→ Exercise description
Copy out all the entries exactly.

----

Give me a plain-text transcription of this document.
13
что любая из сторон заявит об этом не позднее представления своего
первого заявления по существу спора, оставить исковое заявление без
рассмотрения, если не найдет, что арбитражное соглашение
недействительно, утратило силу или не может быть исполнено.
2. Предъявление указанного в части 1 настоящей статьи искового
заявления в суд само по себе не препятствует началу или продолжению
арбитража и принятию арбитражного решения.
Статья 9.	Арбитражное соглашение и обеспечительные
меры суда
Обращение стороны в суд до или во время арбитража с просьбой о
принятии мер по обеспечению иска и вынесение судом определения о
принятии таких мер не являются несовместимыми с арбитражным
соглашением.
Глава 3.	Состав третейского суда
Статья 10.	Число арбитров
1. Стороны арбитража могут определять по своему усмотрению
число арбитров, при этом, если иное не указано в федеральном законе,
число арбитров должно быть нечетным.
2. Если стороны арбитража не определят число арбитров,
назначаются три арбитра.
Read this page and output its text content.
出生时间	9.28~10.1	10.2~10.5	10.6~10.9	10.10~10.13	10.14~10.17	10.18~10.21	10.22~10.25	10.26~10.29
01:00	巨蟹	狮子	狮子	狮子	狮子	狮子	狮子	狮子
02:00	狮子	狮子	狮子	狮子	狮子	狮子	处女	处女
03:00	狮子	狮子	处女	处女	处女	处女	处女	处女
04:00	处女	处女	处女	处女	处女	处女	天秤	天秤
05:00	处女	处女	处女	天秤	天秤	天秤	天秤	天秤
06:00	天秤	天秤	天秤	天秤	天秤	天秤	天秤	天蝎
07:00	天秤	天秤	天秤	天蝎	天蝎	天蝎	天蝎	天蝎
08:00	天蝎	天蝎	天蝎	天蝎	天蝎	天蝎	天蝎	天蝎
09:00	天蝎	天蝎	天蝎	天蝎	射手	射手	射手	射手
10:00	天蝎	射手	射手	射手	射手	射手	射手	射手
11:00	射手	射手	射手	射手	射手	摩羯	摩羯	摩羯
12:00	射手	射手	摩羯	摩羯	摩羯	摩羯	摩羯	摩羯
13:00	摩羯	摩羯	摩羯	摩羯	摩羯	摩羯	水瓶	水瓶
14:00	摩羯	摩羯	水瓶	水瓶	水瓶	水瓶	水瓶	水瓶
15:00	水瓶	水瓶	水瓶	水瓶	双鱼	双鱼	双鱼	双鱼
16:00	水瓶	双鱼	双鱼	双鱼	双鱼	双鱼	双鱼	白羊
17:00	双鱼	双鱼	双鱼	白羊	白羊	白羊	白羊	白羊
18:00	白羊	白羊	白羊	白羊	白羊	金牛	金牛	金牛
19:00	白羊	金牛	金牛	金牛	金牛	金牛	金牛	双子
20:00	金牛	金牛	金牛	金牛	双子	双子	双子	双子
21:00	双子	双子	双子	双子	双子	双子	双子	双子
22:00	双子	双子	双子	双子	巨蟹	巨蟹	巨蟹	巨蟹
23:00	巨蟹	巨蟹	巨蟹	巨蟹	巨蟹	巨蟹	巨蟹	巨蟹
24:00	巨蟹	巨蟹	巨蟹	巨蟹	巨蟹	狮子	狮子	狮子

----

→ Finished exercise
Give me a plain-text transcription of this document.
13
что любая из сторон заявит об этом не позднее представления своего
первого заявления по существу спора, оставить исковое заявление без
рассмотрения, если не найдет, что арбитражное соглашение
недействительно, утратило силу или не может быть исполнено.
2. Предъявление указанного в части 1 настоящей статьи искового
заявления в суд само по себе не препятствует началу или продолжению
арбитража и принятию арбитражного решения.
Статья 9.	Арбитражное соглашение и обеспечительные
меры суда
Обращение стороны в суд до или во время арбитража с просьбой о
принятии мер по обеспечению иска и вынесение судом определения о
принятии таких мер не являются несовместимыми с арбитражным
соглашением.
Глава 3.	Состав третейского суда
Статья 10.	Число арбитров
1. Стороны арбитража могут определять по своему усмотрению
число арбитров, при этом, если иное не указано в федеральном законе,
число арбитров должно быть нечетным.
2. Если стороны арбитража не определят число арбитров,
назначаются три арбитра.
Read this page and output its text content.
出生时间	9.28~10.1	10.2~10.5	10.6~10.9	10.10~10.13	10.14~10.17	10.18~10.21	10.22~10.25	10.26~10.29
01:00	巨蟹	狮子	狮子	狮子	狮子	狮子	狮子	狮子
02:00	狮子	狮子	狮子	狮子	狮子	狮子	处女	处女
03:00	狮子	狮子	处女	处女	处女	处女	处女	处女
04:00	处女	处女	处女	处女	处女	处女	天秤	天秤
05:00	处女	处女	处女	天秤	天秤	天秤	天秤	天秤
06:00	天秤	天秤	天秤	天秤	天秤	天秤	天秤	天蝎
07:00	天秤	天秤	天秤	天蝎	天蝎	天蝎	天蝎	天蝎
08:00	天蝎	天蝎	天蝎	天蝎	天蝎	天蝎	天蝎	天蝎
09:00	天蝎	天蝎	天蝎	天蝎	射手	射手	射手	射手
10:00	天蝎	射手	射手	射手	射手	射手	射手	射手
11:00	射手	射手	射手	射手	射手	摩羯	摩羯	摩羯
12:00	射手	射手	摩羯	摩羯	摩羯	摩羯	摩羯	摩羯
13:00	摩羯	摩羯	摩羯	摩羯	摩羯	摩羯	水瓶	水瓶
14:00	摩羯	摩羯	水瓶	水瓶	水瓶	水瓶	水瓶	水瓶
15:00	水瓶	水瓶	水瓶	水瓶	双鱼	双鱼	双鱼	双鱼
16:00	水瓶	双鱼	双鱼	双鱼	双鱼	双鱼	双鱼	白羊
17:00	双鱼	双鱼	双鱼	白羊	白羊	白羊	白羊	白羊
18:00	白羊	白羊	白羊	白羊	白羊	金牛	金牛	金牛
19:00	白羊	金牛	金牛	金牛	金牛	金牛	金牛	双子
20:00	金牛	金牛	金牛	金牛	双子	双子	双子	双子
21:00	双子	双子	双子	双子	双子	双子	双子	双子
22:00	双子	双子	双子	双子	巨蟹	巨蟹	巨蟹	巨蟹
23:00	巨蟹	巨蟹	巨蟹	巨蟹	巨蟹	巨蟹	巨蟹	巨蟹
24:00	巨蟹	巨蟹	巨蟹	巨蟹	巨蟹	狮子	狮子	狮子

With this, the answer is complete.